[Part of a data file]
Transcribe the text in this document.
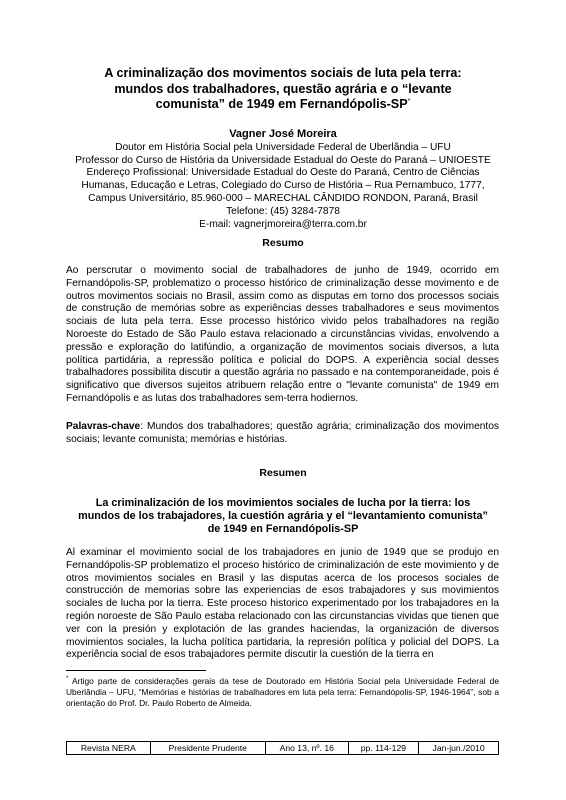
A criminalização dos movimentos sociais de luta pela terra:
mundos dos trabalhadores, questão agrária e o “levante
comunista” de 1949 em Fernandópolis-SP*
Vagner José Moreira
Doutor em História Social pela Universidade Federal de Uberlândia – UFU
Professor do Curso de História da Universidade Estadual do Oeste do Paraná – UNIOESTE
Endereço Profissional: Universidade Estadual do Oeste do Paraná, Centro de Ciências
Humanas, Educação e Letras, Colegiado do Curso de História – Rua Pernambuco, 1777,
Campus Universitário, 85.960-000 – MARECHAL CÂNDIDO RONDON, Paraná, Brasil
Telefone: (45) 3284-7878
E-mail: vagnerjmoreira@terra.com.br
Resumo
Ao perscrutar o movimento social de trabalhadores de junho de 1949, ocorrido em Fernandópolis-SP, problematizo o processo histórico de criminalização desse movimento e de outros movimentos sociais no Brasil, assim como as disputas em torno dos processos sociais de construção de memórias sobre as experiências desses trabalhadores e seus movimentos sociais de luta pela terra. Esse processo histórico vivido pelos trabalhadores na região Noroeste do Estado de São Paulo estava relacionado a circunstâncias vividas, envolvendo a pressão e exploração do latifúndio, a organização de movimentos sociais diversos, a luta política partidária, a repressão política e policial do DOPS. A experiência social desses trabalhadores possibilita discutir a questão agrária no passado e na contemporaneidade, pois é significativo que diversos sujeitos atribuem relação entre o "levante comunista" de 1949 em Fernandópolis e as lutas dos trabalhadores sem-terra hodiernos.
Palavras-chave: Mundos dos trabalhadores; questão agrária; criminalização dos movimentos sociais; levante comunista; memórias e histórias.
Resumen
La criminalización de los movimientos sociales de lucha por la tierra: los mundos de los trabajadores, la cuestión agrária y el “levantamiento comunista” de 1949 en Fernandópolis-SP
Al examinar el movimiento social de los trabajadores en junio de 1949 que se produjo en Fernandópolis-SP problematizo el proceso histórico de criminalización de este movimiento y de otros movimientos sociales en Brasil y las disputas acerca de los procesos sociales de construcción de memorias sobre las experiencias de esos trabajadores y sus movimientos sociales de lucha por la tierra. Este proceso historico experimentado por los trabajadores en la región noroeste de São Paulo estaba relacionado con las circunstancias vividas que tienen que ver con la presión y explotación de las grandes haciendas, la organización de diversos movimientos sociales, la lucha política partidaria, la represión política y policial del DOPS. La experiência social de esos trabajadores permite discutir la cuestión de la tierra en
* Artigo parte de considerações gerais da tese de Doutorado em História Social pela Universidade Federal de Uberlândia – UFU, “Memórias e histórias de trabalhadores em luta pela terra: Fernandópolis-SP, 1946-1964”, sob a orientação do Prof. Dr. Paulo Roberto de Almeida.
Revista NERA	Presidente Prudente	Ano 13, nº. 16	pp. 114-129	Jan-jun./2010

● **Exercise description**:
Pictures excluded, quote all the data above exactly.

● **Exercise output**:
Transcribe the text in this document.
A criminalização dos movimentos sociais de luta pela terra:
mundos dos trabalhadores, questão agrária e o “levante
comunista” de 1949 em Fernandópolis-SP*
Vagner José Moreira
Doutor em História Social pela Universidade Federal de Uberlândia – UFU
Professor do Curso de História da Universidade Estadual do Oeste do Paraná – UNIOESTE
Endereço Profissional: Universidade Estadual do Oeste do Paraná, Centro de Ciências
Humanas, Educação e Letras, Colegiado do Curso de História – Rua Pernambuco, 1777,
Campus Universitário, 85.960-000 – MARECHAL CÂNDIDO RONDON, Paraná, Brasil
Telefone: (45) 3284-7878
E-mail: vagnerjmoreira@terra.com.br
Resumo
Ao perscrutar o movimento social de trabalhadores de junho de 1949, ocorrido em Fernandópolis-SP, problematizo o processo histórico de criminalização desse movimento e de outros movimentos sociais no Brasil, assim como as disputas em torno dos processos sociais de construção de memórias sobre as experiências desses trabalhadores e seus movimentos sociais de luta pela terra. Esse processo histórico vivido pelos trabalhadores na região Noroeste do Estado de São Paulo estava relacionado a circunstâncias vividas, envolvendo a pressão e exploração do latifúndio, a organização de movimentos sociais diversos, a luta política partidária, a repressão política e policial do DOPS. A experiência social desses trabalhadores possibilita discutir a questão agrária no passado e na contemporaneidade, pois é significativo que diversos sujeitos atribuem relação entre o "levante comunista" de 1949 em Fernandópolis e as lutas dos trabalhadores sem-terra hodiernos.
Palavras-chave: Mundos dos trabalhadores; questão agrária; criminalização dos movimentos sociais; levante comunista; memórias e histórias.
Resumen
La criminalización de los movimientos sociales de lucha por la tierra: los mundos de los trabajadores, la cuestión agrária y el “levantamiento comunista” de 1949 en Fernandópolis-SP
Al examinar el movimiento social de los trabajadores en junio de 1949 que se produjo en Fernandópolis-SP problematizo el proceso histórico de criminalización de este movimiento y de otros movimientos sociales en Brasil y las disputas acerca de los procesos sociales de construcción de memorias sobre las experiencias de esos trabajadores y sus movimientos sociales de lucha por la tierra. Este proceso historico experimentado por los trabajadores en la región noroeste de São Paulo estaba relacionado con las circunstancias vividas que tienen que ver con la presión y explotación de las grandes haciendas, la organización de diversos movimientos sociales, la lucha política partidaria, la represión política y policial del DOPS. La experiência social de esos trabajadores permite discutir la cuestión de la tierra en
* Artigo parte de considerações gerais da tese de Doutorado em História Social pela Universidade Federal de Uberlândia – UFU, “Memórias e histórias de trabalhadores em luta pela terra: Fernandópolis-SP, 1946-1964”, sob a orientação do Prof. Dr. Paulo Roberto de Almeida.
Revista NERA	Presidente Prudente	Ano 13, nº. 16	pp. 114-129	Jan-jun./2010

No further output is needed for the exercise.